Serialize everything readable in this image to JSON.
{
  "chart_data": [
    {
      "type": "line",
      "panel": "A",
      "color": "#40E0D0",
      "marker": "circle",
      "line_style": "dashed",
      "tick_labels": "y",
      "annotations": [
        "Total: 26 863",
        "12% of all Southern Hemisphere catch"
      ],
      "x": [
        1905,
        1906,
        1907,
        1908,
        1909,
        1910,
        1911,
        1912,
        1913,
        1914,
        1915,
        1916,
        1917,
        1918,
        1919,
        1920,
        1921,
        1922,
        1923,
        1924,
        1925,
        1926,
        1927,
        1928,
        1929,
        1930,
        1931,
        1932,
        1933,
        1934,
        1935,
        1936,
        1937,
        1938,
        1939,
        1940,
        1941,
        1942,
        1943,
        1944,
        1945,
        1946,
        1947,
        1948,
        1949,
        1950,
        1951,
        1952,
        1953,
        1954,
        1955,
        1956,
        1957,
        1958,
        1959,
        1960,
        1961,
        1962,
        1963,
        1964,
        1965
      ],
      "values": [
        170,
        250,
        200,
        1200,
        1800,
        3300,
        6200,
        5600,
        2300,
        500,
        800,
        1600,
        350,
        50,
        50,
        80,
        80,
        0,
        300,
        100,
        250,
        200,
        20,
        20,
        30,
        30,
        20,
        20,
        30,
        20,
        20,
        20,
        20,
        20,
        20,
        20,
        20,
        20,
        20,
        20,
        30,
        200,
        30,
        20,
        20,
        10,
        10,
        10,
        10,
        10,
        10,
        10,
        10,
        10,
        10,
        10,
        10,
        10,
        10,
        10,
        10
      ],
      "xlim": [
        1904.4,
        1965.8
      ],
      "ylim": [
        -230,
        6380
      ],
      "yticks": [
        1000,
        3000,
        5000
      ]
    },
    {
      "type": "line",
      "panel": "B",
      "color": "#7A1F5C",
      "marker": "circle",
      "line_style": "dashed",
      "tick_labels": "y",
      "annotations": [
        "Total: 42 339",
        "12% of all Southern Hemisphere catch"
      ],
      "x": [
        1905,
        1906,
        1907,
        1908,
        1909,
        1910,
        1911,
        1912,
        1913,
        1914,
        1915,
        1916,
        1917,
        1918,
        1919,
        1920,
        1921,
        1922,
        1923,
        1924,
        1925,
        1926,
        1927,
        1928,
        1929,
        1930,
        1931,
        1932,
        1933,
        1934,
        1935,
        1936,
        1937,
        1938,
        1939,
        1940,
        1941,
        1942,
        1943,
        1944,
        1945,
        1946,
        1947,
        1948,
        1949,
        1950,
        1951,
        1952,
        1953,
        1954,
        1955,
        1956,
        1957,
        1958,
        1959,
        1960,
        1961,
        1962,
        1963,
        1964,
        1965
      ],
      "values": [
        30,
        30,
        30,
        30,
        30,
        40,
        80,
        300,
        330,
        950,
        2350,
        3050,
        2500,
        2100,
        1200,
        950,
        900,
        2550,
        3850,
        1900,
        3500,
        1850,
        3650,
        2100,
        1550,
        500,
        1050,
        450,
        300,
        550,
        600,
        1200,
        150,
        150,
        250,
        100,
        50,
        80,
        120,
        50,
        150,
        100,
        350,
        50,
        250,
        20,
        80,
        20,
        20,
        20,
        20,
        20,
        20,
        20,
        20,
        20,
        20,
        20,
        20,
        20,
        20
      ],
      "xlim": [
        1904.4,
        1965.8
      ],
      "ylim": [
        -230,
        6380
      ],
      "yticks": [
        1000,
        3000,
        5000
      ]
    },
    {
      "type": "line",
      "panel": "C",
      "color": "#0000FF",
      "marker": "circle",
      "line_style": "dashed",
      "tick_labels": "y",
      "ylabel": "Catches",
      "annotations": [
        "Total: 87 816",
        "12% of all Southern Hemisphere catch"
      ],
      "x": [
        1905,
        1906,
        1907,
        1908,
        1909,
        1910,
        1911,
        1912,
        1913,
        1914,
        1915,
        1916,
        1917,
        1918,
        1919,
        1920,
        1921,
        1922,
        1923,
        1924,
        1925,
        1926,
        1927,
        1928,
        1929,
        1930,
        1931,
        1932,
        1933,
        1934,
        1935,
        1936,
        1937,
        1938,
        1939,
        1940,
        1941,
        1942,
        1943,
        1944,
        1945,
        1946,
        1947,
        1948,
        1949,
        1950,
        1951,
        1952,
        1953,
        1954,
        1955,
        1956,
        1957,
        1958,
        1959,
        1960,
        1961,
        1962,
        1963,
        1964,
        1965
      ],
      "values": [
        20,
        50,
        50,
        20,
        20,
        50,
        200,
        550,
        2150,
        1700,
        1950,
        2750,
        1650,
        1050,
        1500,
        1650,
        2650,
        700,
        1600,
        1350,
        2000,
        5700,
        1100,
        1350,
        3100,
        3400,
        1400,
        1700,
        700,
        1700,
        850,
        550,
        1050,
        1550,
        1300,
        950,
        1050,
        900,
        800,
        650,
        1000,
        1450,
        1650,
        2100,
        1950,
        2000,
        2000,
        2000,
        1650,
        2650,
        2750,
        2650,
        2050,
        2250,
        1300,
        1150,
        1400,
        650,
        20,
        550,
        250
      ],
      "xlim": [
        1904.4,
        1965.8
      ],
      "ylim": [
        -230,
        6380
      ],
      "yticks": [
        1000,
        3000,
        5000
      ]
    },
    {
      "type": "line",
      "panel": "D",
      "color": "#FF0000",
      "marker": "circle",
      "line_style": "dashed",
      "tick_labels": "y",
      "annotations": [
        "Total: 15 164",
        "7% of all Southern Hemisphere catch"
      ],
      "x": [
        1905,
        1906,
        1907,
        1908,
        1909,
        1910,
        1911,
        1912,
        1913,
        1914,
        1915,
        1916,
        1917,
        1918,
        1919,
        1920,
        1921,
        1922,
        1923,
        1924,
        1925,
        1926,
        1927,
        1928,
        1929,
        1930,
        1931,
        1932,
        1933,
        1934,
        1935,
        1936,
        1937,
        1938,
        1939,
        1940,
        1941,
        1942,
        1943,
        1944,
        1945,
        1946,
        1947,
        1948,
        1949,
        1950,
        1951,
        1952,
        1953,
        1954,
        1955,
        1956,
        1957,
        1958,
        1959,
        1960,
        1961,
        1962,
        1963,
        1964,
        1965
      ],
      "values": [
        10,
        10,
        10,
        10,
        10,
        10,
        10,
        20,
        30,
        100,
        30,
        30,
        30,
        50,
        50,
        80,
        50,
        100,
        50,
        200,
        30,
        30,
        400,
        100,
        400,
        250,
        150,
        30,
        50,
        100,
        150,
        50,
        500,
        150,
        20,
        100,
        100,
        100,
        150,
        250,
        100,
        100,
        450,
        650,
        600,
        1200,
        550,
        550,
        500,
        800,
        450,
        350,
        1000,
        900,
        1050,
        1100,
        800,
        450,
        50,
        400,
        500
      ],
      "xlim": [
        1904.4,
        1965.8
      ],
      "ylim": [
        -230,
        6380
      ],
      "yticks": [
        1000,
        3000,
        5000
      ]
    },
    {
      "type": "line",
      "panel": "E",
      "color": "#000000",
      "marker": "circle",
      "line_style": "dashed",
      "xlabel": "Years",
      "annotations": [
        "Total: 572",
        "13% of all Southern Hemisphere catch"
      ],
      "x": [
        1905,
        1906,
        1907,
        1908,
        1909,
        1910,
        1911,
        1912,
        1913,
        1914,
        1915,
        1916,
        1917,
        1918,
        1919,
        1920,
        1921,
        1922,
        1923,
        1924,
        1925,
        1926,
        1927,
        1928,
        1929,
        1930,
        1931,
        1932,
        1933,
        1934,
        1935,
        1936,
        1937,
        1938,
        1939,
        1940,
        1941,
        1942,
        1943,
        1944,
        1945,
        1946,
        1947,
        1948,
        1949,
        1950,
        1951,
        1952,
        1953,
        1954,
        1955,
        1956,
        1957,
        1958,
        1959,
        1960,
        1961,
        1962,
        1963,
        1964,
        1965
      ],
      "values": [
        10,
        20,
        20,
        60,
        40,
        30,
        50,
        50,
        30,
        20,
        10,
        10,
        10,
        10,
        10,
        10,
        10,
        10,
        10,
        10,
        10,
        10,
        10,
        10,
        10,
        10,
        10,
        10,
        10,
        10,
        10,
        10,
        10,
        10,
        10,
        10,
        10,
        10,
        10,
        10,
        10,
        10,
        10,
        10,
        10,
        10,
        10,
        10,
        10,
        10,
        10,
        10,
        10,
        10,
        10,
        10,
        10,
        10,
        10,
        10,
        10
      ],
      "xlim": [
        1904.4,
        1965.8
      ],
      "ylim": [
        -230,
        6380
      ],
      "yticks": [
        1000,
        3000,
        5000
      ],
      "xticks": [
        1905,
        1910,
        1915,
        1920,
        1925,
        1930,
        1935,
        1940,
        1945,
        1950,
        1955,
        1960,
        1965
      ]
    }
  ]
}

—————

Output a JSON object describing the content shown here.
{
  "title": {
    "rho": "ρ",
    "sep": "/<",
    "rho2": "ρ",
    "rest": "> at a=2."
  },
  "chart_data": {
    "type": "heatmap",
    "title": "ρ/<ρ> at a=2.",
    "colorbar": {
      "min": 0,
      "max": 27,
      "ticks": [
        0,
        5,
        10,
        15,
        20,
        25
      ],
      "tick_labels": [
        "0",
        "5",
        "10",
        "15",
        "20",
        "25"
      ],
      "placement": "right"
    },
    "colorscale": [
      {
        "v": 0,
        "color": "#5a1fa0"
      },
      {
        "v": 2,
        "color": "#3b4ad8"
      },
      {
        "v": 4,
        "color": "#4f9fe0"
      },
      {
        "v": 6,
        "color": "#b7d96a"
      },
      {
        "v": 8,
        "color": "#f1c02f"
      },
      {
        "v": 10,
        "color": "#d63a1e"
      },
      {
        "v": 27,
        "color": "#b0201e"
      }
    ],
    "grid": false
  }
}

—————

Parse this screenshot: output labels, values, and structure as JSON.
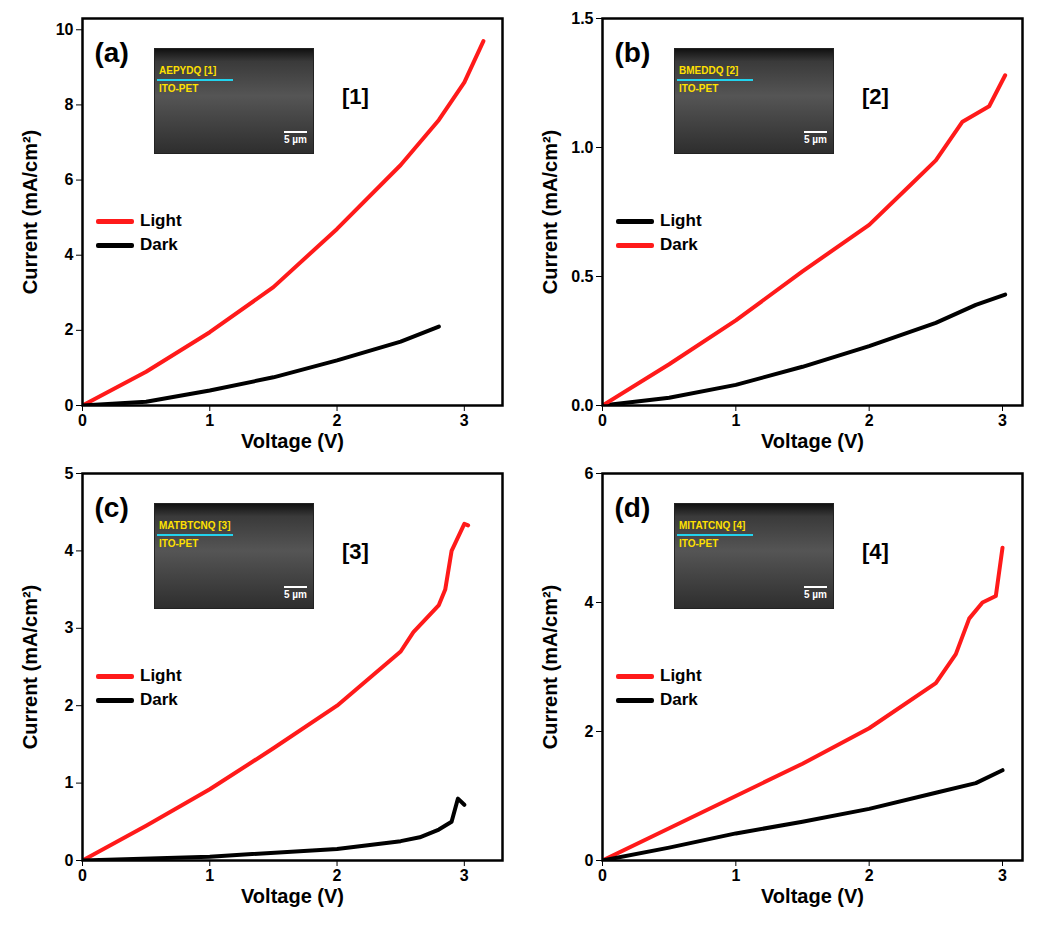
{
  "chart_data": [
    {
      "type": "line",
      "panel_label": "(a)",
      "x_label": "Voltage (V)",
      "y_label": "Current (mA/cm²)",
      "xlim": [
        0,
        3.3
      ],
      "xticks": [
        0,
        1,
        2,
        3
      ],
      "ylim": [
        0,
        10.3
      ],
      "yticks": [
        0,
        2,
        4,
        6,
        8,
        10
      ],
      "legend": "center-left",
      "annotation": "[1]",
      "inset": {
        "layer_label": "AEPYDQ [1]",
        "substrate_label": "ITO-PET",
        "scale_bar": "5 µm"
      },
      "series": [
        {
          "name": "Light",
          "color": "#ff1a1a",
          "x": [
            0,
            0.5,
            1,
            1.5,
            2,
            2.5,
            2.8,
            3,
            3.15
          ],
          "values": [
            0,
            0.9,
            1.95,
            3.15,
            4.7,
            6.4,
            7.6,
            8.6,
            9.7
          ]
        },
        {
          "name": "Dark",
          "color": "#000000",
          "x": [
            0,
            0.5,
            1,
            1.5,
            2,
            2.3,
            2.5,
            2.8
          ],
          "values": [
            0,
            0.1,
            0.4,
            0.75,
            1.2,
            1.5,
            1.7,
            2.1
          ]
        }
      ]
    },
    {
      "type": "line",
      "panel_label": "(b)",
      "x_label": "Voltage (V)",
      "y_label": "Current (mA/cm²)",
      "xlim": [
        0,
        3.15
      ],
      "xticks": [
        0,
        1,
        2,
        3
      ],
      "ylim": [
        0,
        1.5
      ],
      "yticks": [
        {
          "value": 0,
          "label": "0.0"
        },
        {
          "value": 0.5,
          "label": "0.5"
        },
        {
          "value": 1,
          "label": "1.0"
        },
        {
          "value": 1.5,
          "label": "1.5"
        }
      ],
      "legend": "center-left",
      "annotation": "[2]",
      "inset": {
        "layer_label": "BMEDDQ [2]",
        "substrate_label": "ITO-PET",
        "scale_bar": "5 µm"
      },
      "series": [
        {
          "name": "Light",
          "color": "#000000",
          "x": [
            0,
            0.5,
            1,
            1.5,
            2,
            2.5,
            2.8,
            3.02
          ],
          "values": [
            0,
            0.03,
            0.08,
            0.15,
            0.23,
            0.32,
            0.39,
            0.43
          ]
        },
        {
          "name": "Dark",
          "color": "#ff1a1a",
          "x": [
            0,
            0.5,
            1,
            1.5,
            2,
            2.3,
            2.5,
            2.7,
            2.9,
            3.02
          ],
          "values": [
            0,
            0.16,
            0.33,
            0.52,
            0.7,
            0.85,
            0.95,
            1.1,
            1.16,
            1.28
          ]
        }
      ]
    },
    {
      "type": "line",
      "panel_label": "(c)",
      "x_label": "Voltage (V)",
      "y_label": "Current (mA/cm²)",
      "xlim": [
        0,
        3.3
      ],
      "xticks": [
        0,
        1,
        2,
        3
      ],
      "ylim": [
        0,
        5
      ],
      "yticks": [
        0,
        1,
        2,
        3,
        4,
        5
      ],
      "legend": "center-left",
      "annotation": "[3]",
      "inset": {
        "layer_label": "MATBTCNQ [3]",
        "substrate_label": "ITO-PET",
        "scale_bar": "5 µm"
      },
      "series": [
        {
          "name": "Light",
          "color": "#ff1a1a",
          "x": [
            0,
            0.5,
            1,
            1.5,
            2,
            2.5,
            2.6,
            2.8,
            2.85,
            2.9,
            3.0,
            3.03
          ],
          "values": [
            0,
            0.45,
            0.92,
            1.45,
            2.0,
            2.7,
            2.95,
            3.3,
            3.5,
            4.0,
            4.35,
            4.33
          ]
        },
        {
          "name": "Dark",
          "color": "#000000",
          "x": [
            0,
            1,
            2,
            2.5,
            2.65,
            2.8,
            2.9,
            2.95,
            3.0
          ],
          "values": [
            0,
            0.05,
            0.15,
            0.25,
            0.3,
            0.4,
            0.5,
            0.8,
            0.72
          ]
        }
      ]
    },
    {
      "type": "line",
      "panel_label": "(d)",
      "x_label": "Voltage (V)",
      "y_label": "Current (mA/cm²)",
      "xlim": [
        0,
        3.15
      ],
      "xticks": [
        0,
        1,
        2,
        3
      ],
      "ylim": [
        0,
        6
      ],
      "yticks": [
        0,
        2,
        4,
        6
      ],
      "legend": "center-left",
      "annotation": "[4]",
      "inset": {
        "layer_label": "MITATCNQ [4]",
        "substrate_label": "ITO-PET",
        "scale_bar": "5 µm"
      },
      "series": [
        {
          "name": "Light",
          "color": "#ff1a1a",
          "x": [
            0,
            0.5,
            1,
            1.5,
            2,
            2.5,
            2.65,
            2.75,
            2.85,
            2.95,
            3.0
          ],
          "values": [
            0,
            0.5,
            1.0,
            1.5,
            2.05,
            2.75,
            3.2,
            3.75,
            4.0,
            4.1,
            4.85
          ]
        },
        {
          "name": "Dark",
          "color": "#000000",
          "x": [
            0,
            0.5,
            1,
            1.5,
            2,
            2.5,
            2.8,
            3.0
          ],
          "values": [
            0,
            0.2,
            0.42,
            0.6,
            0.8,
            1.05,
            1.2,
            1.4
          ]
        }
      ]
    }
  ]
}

—————

● **REQUEST**: Reproduce each line from the records that contains the word "this".

● **FULL OUTPUT**:
Serialize everything readable in this image to JSON.
Parse this screenshot: output labels, values, and structure as JSON.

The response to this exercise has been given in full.